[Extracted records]
+---+
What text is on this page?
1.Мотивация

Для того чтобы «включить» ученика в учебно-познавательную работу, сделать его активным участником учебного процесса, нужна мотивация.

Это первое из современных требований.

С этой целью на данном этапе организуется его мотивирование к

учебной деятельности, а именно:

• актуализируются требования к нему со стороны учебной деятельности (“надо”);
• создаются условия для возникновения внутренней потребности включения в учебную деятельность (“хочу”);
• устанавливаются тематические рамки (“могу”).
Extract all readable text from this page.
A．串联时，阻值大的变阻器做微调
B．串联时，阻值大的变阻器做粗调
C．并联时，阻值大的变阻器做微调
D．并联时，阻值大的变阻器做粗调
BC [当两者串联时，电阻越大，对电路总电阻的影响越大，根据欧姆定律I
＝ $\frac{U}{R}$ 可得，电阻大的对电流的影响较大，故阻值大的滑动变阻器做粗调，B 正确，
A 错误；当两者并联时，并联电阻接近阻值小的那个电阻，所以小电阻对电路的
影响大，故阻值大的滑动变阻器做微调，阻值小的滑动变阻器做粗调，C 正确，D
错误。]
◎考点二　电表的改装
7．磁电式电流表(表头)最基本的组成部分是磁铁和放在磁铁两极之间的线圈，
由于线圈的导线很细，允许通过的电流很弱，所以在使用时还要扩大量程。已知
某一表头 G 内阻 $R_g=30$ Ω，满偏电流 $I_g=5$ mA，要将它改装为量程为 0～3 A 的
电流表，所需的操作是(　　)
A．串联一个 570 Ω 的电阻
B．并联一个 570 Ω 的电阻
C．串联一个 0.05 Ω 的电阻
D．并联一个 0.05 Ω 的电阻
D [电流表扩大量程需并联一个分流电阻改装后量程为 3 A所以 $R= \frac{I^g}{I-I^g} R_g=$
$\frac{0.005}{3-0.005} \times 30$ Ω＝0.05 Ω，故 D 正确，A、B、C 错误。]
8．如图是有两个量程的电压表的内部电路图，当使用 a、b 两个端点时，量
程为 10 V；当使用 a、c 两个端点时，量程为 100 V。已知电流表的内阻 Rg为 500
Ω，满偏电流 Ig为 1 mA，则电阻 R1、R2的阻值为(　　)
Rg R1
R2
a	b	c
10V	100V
+---+
[Problem details]: Go through the material line by line. Show each line that contains the string "this".

[Exercise response]:
What text is on this page?
Extract all readable text from this page.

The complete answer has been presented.